* **Stated task**
Transcribe the records below exactly as they appear, omitting any pictures.

(Extracted data entries)
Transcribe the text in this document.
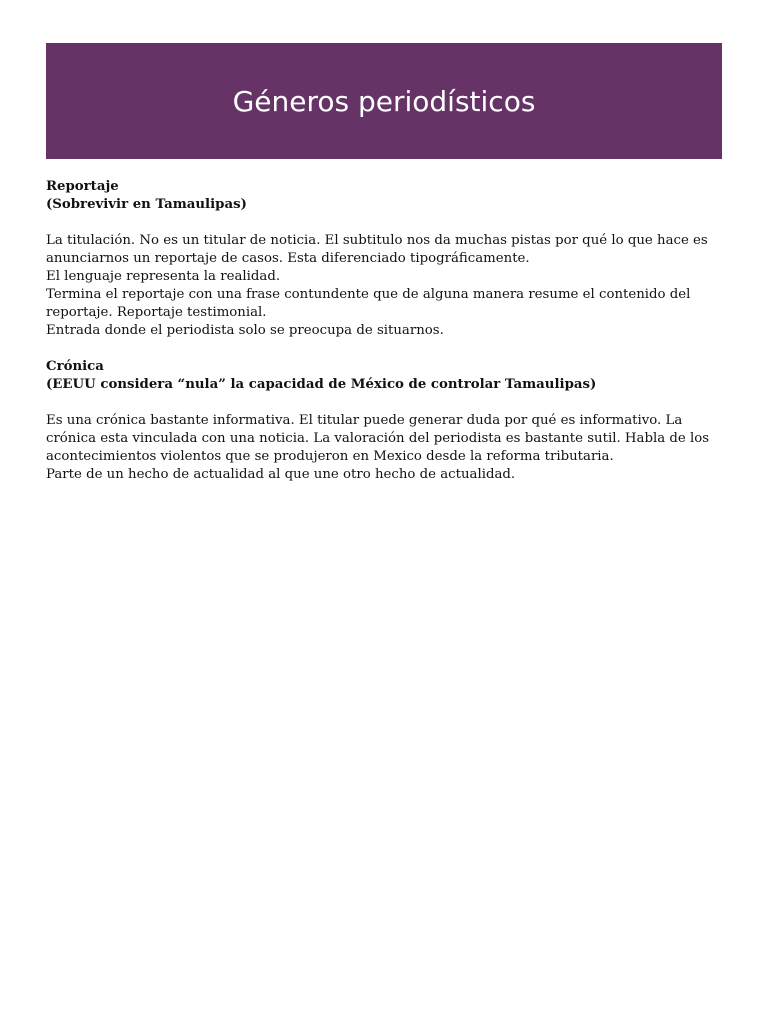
Géneros periodísticos

Reportaje

(Sobrevivir en Tamaulipas)

La titulación. No es un titular de noticia. El subtitulo nos da muchas pistas por qué lo que hace es anunciarnos un reportaje de casos. Esta diferenciado tipográficamente.

El lenguaje representa la realidad.

Termina el reportaje con una frase contundente que de alguna manera resume el contenido del reportaje. Reportaje testimonial.

Entrada donde el periodista solo se preocupa de situarnos.

Crónica

(EEUU considera “nula” la capacidad de México de controlar Tamaulipas)

Es una crónica bastante informativa. El titular puede generar duda por qué es informativo. La crónica esta vinculada con una noticia. La valoración del periodista es bastante sutil. Habla de los acontecimientos violentos que se produjeron en Mexico desde la reforma tributaria.

Parte de un hecho de actualidad al que une otro hecho de actualidad.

* **Response**
Transcribe the text in this document.
Géneros periodísticos

Reportaje

(Sobrevivir en Tamaulipas)

La titulación. No es un titular de noticia. El subtitulo nos da muchas pistas por qué lo que hace es anunciarnos un reportaje de casos. Esta diferenciado tipográficamente.

El lenguaje representa la realidad.

Termina el reportaje con una frase contundente que de alguna manera resume el contenido del reportaje. Reportaje testimonial.

Entrada donde el periodista solo se preocupa de situarnos.

Crónica

(EEUU considera “nula” la capacidad de México de controlar Tamaulipas)

Es una crónica bastante informativa. El titular puede generar duda por qué es informativo. La crónica esta vinculada con una noticia. La valoración del periodista es bastante sutil. Habla de los acontecimientos violentos que se produjeron en Mexico desde la reforma tributaria.

Parte de un hecho de actualidad al que une otro hecho de actualidad.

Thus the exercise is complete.